The problem — Copy out all lines in the data below containing the string "COPD".
** start of Dataset entries **
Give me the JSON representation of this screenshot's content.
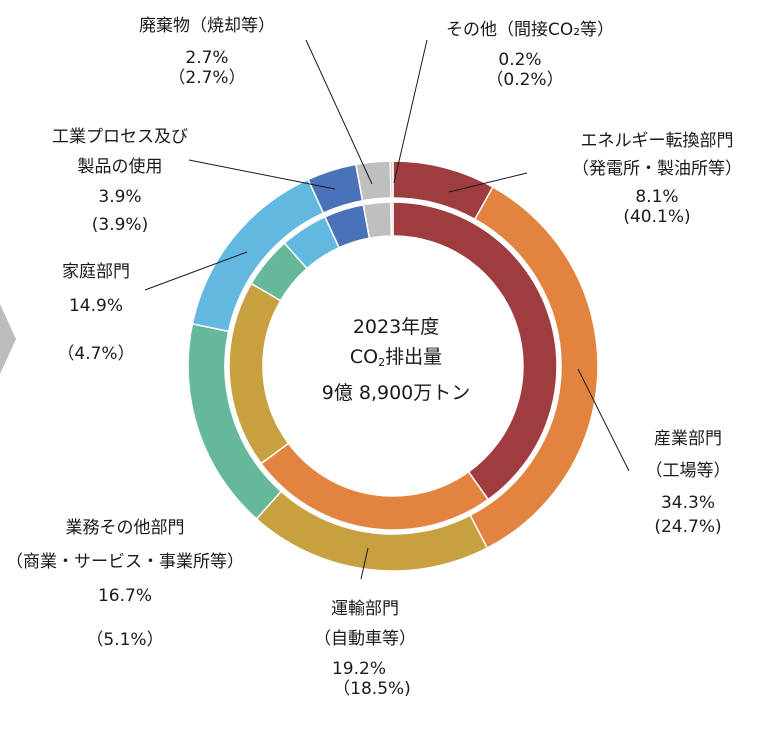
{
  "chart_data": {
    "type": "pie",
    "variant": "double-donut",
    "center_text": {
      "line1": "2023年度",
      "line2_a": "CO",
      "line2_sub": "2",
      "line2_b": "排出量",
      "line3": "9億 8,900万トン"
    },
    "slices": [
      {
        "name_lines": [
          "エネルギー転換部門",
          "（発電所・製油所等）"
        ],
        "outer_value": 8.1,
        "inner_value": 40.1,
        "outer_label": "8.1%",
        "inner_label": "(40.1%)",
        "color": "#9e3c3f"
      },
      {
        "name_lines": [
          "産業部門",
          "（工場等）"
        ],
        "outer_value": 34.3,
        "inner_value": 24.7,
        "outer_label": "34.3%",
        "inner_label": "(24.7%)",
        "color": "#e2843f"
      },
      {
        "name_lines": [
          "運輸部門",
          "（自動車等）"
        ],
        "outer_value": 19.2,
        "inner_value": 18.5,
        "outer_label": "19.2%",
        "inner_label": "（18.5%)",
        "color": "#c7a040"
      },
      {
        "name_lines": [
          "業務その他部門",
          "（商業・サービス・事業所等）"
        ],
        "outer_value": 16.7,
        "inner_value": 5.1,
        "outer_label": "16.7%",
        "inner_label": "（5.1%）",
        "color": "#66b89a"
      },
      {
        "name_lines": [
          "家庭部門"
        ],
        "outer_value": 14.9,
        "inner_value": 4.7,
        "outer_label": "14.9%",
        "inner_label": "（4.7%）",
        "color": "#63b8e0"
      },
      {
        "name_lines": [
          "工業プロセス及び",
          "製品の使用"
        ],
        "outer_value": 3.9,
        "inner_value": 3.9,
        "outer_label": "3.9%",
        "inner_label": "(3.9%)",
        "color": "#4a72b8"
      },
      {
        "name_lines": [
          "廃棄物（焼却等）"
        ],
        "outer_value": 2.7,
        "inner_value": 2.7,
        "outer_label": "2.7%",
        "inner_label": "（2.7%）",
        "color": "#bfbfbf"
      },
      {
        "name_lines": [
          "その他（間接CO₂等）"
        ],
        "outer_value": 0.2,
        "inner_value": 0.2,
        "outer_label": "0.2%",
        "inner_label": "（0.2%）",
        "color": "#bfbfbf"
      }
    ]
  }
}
** end of Dataset entries **
** start of Dataset entries **
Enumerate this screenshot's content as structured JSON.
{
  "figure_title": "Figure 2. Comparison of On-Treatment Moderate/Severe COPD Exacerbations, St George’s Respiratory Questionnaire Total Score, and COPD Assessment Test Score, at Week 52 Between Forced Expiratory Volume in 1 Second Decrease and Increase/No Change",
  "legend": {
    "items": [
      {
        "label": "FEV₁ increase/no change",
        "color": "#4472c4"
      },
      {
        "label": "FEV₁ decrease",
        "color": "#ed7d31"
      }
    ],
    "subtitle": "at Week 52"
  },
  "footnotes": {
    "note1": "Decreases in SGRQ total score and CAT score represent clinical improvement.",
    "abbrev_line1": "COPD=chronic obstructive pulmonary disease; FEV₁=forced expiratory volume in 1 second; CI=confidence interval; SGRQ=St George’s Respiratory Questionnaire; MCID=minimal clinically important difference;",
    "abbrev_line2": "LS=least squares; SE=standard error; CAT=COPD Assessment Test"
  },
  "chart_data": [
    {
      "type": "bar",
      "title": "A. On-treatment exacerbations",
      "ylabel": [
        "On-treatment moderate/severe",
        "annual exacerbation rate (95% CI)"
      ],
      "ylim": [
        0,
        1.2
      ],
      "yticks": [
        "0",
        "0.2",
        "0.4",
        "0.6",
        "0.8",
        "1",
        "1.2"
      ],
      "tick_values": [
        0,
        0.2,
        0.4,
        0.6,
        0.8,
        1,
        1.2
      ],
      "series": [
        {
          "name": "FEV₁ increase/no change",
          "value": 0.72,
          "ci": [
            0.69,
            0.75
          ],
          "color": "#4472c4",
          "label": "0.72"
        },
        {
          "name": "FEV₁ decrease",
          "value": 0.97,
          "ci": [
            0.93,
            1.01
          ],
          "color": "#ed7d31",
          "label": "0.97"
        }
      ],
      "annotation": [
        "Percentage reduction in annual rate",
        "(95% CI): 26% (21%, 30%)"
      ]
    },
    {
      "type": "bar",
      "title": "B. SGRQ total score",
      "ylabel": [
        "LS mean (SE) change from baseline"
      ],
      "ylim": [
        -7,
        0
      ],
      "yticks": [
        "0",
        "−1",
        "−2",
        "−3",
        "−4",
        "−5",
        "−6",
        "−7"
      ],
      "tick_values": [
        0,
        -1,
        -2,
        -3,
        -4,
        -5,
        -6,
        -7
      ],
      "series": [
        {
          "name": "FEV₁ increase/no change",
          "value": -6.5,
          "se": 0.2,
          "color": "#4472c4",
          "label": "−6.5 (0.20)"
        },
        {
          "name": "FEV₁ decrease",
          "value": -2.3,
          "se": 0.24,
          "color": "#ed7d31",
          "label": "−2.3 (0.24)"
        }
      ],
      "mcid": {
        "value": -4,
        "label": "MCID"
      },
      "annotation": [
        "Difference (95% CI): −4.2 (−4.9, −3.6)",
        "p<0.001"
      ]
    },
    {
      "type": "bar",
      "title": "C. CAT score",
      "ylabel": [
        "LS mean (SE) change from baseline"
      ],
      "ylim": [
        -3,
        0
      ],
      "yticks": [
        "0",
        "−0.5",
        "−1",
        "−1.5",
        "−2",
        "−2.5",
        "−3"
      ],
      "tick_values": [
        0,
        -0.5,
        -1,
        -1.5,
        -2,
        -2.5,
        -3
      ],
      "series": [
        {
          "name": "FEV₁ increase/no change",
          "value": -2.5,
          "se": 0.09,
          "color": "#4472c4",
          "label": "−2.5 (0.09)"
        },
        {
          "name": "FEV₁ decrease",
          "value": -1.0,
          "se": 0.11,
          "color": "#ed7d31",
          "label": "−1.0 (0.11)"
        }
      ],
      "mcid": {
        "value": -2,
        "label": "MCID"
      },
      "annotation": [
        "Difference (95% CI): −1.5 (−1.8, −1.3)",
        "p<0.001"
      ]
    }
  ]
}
** end of Dataset entries **
Solution for this problem —
  "figure_title": "Figure 2. Comparison of On-Treatment Moderate/Severe COPD Exacerbations, St George’s Respiratory Questionnaire Total Score, and COPD Assessment Test Score, at Week 52 Between Forced Expiratory Volume in 1 Second Decrease and Increase/No Change",
    "abbrev_line1": "COPD=chronic obstructive pulmonary disease; FEV₁=forced expiratory volume in 1 second; CI=confidence interval; SGRQ=St George’s Respiratory Questionnaire; MCID=minimal clinically important difference;",
    "abbrev_line2": "LS=least squares; SE=standard error; CAT=COPD Assessment Test"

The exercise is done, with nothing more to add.